* **Problem to work on**:
Where the string "Description" occurs in the material below, report the whole line.

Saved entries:
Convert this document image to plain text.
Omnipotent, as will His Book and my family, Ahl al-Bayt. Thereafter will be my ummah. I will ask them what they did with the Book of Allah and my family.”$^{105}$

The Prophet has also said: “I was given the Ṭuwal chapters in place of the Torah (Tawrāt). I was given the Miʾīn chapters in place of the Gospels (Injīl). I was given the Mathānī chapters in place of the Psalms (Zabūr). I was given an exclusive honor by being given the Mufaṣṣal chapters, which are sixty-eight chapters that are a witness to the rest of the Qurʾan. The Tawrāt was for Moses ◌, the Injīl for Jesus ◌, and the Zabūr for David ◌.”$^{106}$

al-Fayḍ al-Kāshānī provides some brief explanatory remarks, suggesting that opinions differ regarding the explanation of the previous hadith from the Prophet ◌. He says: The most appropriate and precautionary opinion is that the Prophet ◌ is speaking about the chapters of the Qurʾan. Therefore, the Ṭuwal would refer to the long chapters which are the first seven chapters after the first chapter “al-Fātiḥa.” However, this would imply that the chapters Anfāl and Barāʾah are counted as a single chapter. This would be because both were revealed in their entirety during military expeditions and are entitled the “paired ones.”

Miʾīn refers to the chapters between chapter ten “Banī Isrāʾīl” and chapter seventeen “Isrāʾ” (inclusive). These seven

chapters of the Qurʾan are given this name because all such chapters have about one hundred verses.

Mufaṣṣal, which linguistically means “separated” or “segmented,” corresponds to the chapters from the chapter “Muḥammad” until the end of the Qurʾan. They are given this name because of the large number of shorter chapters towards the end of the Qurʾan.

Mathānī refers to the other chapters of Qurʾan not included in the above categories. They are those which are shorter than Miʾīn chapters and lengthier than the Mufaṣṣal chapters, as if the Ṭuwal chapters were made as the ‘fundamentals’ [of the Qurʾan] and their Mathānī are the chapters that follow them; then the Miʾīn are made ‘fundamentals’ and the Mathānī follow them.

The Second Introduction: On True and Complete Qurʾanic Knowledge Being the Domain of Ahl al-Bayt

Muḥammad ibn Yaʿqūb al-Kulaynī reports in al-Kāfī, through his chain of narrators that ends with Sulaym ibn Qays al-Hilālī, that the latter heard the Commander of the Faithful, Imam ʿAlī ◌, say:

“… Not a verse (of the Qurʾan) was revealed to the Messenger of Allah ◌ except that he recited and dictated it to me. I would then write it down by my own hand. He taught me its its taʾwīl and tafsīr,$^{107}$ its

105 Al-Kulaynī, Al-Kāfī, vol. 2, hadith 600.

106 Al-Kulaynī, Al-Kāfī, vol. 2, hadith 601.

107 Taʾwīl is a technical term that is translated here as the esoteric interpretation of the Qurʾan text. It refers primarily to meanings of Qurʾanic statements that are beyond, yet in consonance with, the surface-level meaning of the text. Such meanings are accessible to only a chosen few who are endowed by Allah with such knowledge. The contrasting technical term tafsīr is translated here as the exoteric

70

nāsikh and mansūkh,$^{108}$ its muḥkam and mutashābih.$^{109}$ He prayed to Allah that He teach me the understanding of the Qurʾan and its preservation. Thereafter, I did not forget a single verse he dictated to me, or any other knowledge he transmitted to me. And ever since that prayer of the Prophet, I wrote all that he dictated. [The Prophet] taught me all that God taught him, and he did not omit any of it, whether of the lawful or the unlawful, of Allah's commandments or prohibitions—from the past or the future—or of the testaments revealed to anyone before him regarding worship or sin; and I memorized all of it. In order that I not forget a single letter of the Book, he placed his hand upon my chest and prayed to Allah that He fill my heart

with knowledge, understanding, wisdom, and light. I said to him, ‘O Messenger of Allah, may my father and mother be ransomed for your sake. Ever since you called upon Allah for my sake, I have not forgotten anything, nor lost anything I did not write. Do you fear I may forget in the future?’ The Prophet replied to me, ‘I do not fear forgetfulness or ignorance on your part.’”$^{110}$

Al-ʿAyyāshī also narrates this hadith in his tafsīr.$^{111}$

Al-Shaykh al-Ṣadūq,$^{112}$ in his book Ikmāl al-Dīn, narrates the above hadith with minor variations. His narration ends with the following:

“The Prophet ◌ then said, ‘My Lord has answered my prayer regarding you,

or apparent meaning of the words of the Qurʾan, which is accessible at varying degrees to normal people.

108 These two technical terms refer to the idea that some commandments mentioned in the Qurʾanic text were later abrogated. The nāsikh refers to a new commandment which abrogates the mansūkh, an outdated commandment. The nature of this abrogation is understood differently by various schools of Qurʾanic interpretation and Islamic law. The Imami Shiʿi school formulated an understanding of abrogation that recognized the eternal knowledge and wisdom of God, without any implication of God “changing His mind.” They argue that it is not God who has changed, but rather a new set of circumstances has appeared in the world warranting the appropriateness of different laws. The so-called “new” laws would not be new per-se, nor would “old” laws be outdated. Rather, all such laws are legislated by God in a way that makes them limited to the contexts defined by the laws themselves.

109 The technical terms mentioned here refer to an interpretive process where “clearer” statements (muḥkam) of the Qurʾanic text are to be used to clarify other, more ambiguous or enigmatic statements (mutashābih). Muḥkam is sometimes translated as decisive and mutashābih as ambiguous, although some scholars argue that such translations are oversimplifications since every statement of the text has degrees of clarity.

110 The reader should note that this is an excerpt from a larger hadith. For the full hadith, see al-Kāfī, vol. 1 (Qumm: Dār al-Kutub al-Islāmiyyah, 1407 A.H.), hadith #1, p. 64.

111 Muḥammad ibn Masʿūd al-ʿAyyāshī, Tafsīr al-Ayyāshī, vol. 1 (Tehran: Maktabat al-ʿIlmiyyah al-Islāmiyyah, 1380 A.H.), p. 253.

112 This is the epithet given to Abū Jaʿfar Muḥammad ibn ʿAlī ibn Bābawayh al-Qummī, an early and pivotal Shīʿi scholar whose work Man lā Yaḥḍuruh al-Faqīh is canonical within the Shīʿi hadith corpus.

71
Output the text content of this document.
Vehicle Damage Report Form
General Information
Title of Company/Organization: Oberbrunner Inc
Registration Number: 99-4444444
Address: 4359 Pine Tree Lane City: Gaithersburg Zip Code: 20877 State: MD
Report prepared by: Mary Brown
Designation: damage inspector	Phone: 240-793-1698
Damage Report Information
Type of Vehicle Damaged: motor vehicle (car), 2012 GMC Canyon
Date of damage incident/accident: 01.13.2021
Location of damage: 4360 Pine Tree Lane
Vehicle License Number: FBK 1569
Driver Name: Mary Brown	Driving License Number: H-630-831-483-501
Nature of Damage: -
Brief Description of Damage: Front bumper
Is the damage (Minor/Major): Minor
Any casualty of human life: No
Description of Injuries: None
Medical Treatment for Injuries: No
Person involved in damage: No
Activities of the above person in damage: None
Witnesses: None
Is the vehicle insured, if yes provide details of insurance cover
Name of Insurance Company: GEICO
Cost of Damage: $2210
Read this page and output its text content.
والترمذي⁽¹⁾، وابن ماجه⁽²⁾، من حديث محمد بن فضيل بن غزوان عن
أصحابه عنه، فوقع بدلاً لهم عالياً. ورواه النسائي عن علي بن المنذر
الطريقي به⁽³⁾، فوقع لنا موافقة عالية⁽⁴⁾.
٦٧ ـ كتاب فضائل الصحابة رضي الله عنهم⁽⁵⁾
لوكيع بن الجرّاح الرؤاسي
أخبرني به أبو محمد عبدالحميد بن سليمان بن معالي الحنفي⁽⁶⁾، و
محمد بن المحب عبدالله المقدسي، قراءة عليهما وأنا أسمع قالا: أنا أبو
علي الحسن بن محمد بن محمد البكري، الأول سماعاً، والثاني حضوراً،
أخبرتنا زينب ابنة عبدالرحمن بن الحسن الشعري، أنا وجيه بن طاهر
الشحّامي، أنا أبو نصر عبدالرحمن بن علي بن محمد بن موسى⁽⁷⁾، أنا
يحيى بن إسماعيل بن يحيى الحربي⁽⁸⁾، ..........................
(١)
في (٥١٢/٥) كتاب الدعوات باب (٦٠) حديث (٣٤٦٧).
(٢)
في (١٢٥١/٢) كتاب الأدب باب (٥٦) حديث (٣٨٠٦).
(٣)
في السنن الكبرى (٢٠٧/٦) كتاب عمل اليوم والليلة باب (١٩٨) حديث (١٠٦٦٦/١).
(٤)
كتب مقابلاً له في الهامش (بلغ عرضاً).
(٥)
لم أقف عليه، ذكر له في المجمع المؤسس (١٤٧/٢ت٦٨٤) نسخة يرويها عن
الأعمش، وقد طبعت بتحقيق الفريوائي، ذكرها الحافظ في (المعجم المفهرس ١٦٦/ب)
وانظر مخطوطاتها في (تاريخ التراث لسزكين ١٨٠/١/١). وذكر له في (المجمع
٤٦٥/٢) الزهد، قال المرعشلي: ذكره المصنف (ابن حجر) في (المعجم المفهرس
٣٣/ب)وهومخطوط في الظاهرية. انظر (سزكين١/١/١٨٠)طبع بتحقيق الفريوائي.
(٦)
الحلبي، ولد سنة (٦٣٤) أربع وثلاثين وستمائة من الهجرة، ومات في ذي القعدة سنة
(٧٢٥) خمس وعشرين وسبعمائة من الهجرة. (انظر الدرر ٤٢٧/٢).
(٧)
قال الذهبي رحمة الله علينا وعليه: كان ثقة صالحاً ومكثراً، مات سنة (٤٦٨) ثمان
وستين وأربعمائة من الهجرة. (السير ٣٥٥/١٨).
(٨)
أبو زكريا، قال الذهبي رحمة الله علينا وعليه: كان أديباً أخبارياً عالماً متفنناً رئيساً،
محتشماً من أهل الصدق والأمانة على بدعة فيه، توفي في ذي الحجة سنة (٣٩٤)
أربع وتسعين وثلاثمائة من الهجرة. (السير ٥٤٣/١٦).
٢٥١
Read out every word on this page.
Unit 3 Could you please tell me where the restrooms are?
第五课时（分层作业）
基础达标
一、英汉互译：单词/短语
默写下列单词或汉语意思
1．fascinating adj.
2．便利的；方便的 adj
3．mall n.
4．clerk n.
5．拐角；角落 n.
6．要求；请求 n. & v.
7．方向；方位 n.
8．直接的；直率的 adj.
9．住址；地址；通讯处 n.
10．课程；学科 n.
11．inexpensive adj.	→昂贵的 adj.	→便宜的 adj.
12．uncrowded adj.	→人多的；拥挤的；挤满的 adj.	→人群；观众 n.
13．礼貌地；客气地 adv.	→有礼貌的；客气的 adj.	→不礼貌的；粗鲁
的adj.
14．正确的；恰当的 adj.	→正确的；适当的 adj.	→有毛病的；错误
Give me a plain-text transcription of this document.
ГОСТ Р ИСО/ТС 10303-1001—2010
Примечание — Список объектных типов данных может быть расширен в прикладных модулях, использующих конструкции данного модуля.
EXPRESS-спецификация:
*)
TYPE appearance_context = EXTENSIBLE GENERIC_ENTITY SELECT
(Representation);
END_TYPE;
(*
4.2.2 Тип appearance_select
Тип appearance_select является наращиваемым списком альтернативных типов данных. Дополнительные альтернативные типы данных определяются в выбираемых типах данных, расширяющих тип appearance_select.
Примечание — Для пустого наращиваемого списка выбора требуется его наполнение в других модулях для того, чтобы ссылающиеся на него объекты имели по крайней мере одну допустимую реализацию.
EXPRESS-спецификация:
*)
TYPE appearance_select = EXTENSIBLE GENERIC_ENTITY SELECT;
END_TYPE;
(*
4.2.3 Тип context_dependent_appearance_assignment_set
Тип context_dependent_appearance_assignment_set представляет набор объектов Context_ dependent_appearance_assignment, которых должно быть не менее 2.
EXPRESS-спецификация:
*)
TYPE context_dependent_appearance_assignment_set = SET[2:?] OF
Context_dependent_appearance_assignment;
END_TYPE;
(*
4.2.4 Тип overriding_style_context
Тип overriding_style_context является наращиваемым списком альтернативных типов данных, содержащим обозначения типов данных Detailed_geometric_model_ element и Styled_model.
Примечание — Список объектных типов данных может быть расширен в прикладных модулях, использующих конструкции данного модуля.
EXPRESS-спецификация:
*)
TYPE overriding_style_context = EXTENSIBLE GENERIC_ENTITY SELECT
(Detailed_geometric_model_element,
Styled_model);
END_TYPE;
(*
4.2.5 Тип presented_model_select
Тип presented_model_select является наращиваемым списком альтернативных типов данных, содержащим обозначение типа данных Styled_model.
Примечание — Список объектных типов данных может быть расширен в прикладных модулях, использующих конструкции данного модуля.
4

* **Result below**:
Brief Description of Damage: Front bumper
Description of Injuries: None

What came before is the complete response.